- [Requirement]: Your task is to copy each line that has the word "JSON".

======== Excerpted data

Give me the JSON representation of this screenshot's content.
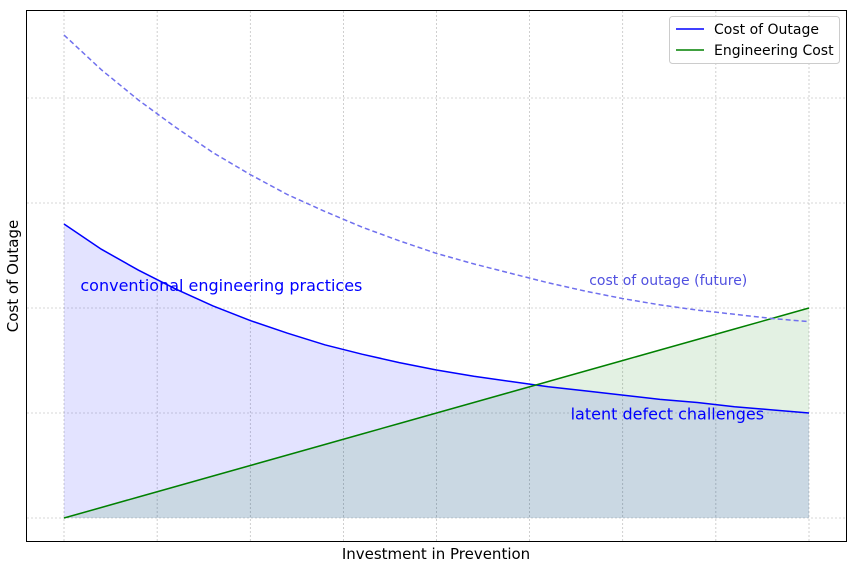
{
  "chart_data": {
    "type": "line",
    "title": "",
    "xlabel": "Investment in Prevention",
    "ylabel": "Cost of Outage",
    "xlim": [
      0,
      10
    ],
    "ylim": [
      -0.22,
      4.8
    ],
    "grid": true,
    "legend_position": "top-right",
    "x": [
      0,
      0.5,
      1,
      1.5,
      2,
      2.5,
      3,
      3.5,
      4,
      4.5,
      5,
      5.5,
      6,
      6.5,
      7,
      7.5,
      8,
      8.5,
      9,
      9.5,
      10
    ],
    "series": [
      {
        "name": "Cost of Outage",
        "color": "#0000ff",
        "style": "solid",
        "in_legend": true,
        "values": [
          2.8,
          2.56,
          2.36,
          2.18,
          2.02,
          1.88,
          1.76,
          1.65,
          1.56,
          1.48,
          1.41,
          1.35,
          1.3,
          1.25,
          1.21,
          1.17,
          1.13,
          1.1,
          1.06,
          1.03,
          1.0
        ]
      },
      {
        "name": "Engineering Cost",
        "color": "#008000",
        "style": "solid",
        "in_legend": true,
        "values": [
          0,
          0.1,
          0.2,
          0.3,
          0.4,
          0.5,
          0.6,
          0.7,
          0.8,
          0.9,
          1.0,
          1.1,
          1.2,
          1.3,
          1.4,
          1.5,
          1.6,
          1.7,
          1.8,
          1.9,
          2.0
        ]
      },
      {
        "color": "#7070ee",
        "style": "dashed",
        "in_legend": false,
        "values": [
          4.6,
          4.27,
          3.98,
          3.72,
          3.48,
          3.27,
          3.08,
          2.92,
          2.77,
          2.64,
          2.52,
          2.42,
          2.33,
          2.24,
          2.16,
          2.09,
          2.03,
          1.98,
          1.94,
          1.9,
          1.87
        ]
      }
    ],
    "annotations": [
      {
        "text": "conventional engineering practices",
        "x": 0.22,
        "y": 2.16,
        "color": "#0000ff"
      },
      {
        "text": "latent defect challenges",
        "x": 6.8,
        "y": 0.94,
        "color": "#0000ff"
      },
      {
        "text": "cost of outage (future)",
        "x": 7.05,
        "y": 2.22,
        "color": "#5050e0"
      }
    ],
    "fills": [
      {
        "between": "Cost of Outage",
        "color": "#0000ff",
        "opacity": 0.11
      },
      {
        "between": "Engineering Cost",
        "color": "#008000",
        "opacity": 0.11
      }
    ]
  }
}
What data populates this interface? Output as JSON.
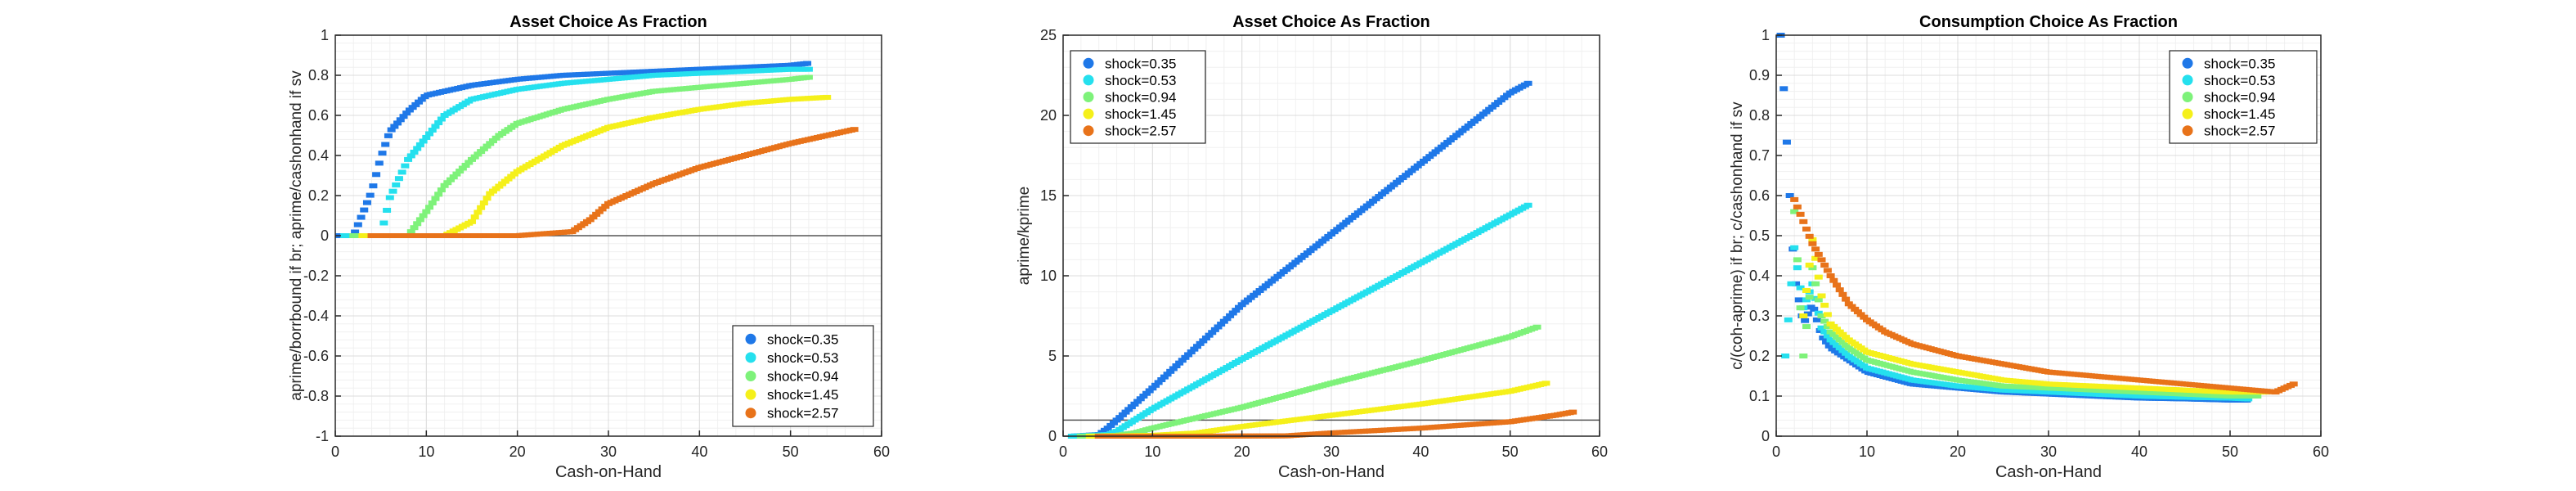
{
  "chart_data": [
    {
      "type": "scatter",
      "title": "Asset Choice As Fraction",
      "xlabel": "Cash-on-Hand",
      "ylabel": "aprime/borrbound if br; aprime/cashonhand if sv",
      "xlim": [
        0,
        60
      ],
      "ylim": [
        -1,
        1
      ],
      "xticks": [
        0,
        10,
        20,
        30,
        40,
        50,
        60
      ],
      "yticks": [
        -1,
        -0.8,
        -0.6,
        -0.4,
        -0.2,
        0,
        0.2,
        0.4,
        0.6,
        0.8,
        1
      ],
      "grid": true,
      "reference_line_y": 0,
      "legend_position": "bottom-right",
      "series": [
        {
          "name": "shock=0.35",
          "color": "#1f78e8",
          "x": [
            0.5,
            2,
            4,
            5,
            6,
            8,
            10,
            15,
            20,
            25,
            30,
            35,
            40,
            45,
            50,
            52
          ],
          "y": [
            0,
            0,
            0.22,
            0.39,
            0.52,
            0.62,
            0.7,
            0.75,
            0.78,
            0.8,
            0.81,
            0.82,
            0.83,
            0.84,
            0.85,
            0.86
          ]
        },
        {
          "name": "shock=0.53",
          "color": "#25e0ee",
          "x": [
            1,
            3,
            5,
            6,
            8,
            10,
            12,
            15,
            20,
            25,
            30,
            35,
            40,
            45,
            50,
            52
          ],
          "y": [
            0,
            0,
            0,
            0.19,
            0.38,
            0.49,
            0.6,
            0.68,
            0.73,
            0.76,
            0.78,
            0.8,
            0.81,
            0.82,
            0.83,
            0.83
          ]
        },
        {
          "name": "shock=0.94",
          "color": "#7ef27a",
          "x": [
            2,
            5,
            8,
            10,
            12,
            15,
            18,
            20,
            25,
            30,
            35,
            40,
            45,
            50,
            52
          ],
          "y": [
            0,
            0,
            0,
            0.12,
            0.25,
            0.38,
            0.5,
            0.56,
            0.63,
            0.68,
            0.72,
            0.74,
            0.76,
            0.78,
            0.79
          ]
        },
        {
          "name": "shock=1.45",
          "color": "#f5f01a",
          "x": [
            3,
            8,
            12,
            15,
            17,
            20,
            25,
            30,
            35,
            40,
            45,
            50,
            54
          ],
          "y": [
            0,
            0,
            0,
            0.07,
            0.21,
            0.32,
            0.45,
            0.54,
            0.59,
            0.63,
            0.66,
            0.68,
            0.69
          ]
        },
        {
          "name": "shock=2.57",
          "color": "#e8731a",
          "x": [
            4,
            10,
            20,
            26,
            28,
            30,
            35,
            40,
            45,
            50,
            55,
            57
          ],
          "y": [
            0,
            0,
            0,
            0.02,
            0.08,
            0.16,
            0.26,
            0.34,
            0.4,
            0.46,
            0.51,
            0.53
          ]
        }
      ]
    },
    {
      "type": "scatter",
      "title": "Asset Choice As Fraction",
      "xlabel": "Cash-on-Hand",
      "ylabel": "aprime/kprime",
      "xlim": [
        0,
        60
      ],
      "ylim": [
        0,
        25
      ],
      "xticks": [
        0,
        10,
        20,
        30,
        40,
        50,
        60
      ],
      "yticks": [
        0,
        5,
        10,
        15,
        20,
        25
      ],
      "grid": true,
      "reference_line_y": 1,
      "legend_position": "top-left",
      "series": [
        {
          "name": "shock=0.35",
          "color": "#1f78e8",
          "x": [
            1,
            4,
            5,
            10,
            20,
            30,
            40,
            50,
            52
          ],
          "y": [
            0,
            0.1,
            0.5,
            3,
            8.2,
            12.6,
            17.0,
            21.4,
            22.0
          ]
        },
        {
          "name": "shock=0.53",
          "color": "#25e0ee",
          "x": [
            1,
            5,
            6,
            10,
            20,
            30,
            40,
            50,
            52
          ],
          "y": [
            0,
            0.1,
            0.3,
            1.7,
            4.8,
            7.8,
            10.8,
            13.8,
            14.4
          ]
        },
        {
          "name": "shock=0.94",
          "color": "#7ef27a",
          "x": [
            2,
            6,
            8,
            10,
            20,
            30,
            40,
            50,
            53
          ],
          "y": [
            0,
            0.05,
            0.2,
            0.5,
            1.8,
            3.3,
            4.7,
            6.2,
            6.8
          ]
        },
        {
          "name": "shock=1.45",
          "color": "#f5f01a",
          "x": [
            3,
            10,
            15,
            20,
            30,
            40,
            50,
            54
          ],
          "y": [
            0,
            0.05,
            0.2,
            0.6,
            1.3,
            2.0,
            2.8,
            3.3
          ]
        },
        {
          "name": "shock=2.57",
          "color": "#e8731a",
          "x": [
            4,
            15,
            25,
            30,
            40,
            50,
            55,
            57
          ],
          "y": [
            0,
            0,
            0.02,
            0.2,
            0.5,
            0.9,
            1.3,
            1.5
          ]
        }
      ]
    },
    {
      "type": "scatter",
      "title": "Consumption Choice As Fraction",
      "xlabel": "Cash-on-Hand",
      "ylabel": "c/(coh-aprime) if br; c/cashonhand if sv",
      "xlim": [
        0,
        60
      ],
      "ylim": [
        0,
        1
      ],
      "xticks": [
        0,
        10,
        20,
        30,
        40,
        50,
        60
      ],
      "yticks": [
        0,
        0.1,
        0.2,
        0.3,
        0.4,
        0.5,
        0.6,
        0.7,
        0.8,
        0.9,
        1
      ],
      "grid": true,
      "legend_position": "top-right",
      "series": [
        {
          "name": "shock=0.35",
          "color": "#1f78e8",
          "x": [
            0.5,
            2,
            3,
            4,
            5,
            6,
            8,
            10,
            15,
            20,
            25,
            30,
            35,
            40,
            45,
            50,
            52
          ],
          "y": [
            1.0,
            0.4,
            0.28,
            0.33,
            0.25,
            0.22,
            0.19,
            0.16,
            0.13,
            0.12,
            0.11,
            0.105,
            0.1,
            0.095,
            0.093,
            0.09,
            0.09
          ]
        },
        {
          "name": "shock=0.53",
          "color": "#25e0ee",
          "x": [
            1,
            2,
            3,
            4,
            5,
            6,
            8,
            10,
            15,
            20,
            25,
            30,
            35,
            40,
            45,
            50,
            52
          ],
          "y": [
            0.2,
            0.47,
            0.32,
            0.38,
            0.27,
            0.24,
            0.2,
            0.17,
            0.14,
            0.125,
            0.115,
            0.11,
            0.105,
            0.1,
            0.097,
            0.095,
            0.093
          ]
        },
        {
          "name": "shock=0.94",
          "color": "#7ef27a",
          "x": [
            2,
            3,
            4,
            5,
            6,
            8,
            10,
            15,
            20,
            25,
            30,
            35,
            40,
            45,
            50,
            53
          ],
          "y": [
            0.56,
            0.2,
            0.42,
            0.3,
            0.26,
            0.22,
            0.19,
            0.16,
            0.14,
            0.125,
            0.12,
            0.115,
            0.11,
            0.105,
            0.1,
            0.1
          ]
        },
        {
          "name": "shock=1.45",
          "color": "#f5f01a",
          "x": [
            3,
            4,
            5,
            6,
            8,
            10,
            15,
            20,
            25,
            30,
            35,
            40,
            45,
            50,
            54
          ],
          "y": [
            0.3,
            0.49,
            0.35,
            0.28,
            0.24,
            0.21,
            0.18,
            0.16,
            0.14,
            0.13,
            0.125,
            0.12,
            0.115,
            0.11,
            0.11
          ]
        },
        {
          "name": "shock=2.57",
          "color": "#e8731a",
          "x": [
            2,
            4,
            6,
            8,
            10,
            12,
            15,
            20,
            25,
            30,
            35,
            40,
            45,
            50,
            55,
            57
          ],
          "y": [
            0.59,
            0.48,
            0.4,
            0.33,
            0.29,
            0.26,
            0.23,
            0.2,
            0.18,
            0.16,
            0.15,
            0.14,
            0.13,
            0.12,
            0.11,
            0.13
          ]
        }
      ]
    }
  ]
}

================

- [Solved problem]:
Give me the JSON representation of this screenshot's content.
What data populates this interface? Output as JSON.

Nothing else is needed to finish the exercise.